> EXERCISE DETAILS: Look through the records that follow. Copy every line containing the word "icon".

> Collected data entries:
================================

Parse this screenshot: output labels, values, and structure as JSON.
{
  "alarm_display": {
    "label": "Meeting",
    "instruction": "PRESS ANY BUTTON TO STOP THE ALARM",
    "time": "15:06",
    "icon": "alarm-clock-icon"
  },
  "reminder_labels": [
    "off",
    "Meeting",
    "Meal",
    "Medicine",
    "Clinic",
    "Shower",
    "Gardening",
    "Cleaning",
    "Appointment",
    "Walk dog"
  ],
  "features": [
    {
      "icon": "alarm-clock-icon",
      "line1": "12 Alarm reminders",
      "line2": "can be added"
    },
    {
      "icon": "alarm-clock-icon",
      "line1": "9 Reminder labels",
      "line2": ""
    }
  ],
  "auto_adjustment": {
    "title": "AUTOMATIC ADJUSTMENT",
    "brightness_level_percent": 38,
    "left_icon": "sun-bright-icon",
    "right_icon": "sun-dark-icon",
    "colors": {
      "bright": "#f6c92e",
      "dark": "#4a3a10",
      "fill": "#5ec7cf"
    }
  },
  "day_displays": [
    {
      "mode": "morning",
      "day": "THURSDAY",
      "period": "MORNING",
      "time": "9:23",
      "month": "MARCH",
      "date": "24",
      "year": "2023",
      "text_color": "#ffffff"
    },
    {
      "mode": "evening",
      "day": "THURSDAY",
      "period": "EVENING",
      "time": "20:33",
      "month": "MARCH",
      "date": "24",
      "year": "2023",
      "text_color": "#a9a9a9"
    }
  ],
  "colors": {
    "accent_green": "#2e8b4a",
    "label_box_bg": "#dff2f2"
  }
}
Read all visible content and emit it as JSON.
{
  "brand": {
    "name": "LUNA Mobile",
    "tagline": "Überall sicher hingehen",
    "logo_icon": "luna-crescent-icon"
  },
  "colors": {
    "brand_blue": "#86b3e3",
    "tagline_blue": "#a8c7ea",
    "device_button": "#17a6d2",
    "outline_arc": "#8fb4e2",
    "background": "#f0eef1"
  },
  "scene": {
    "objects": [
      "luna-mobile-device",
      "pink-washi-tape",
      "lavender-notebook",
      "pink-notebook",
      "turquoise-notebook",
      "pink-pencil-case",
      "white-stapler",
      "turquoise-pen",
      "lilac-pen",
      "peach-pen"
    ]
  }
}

================================

> TASK RESULT:
    "icon": "alarm-clock-icon"
      "icon": "alarm-clock-icon",
      "icon": "alarm-clock-icon",
    "left_icon": "sun-bright-icon",
    "right_icon": "sun-dark-icon",
    "logo_icon": "luna-crescent-icon"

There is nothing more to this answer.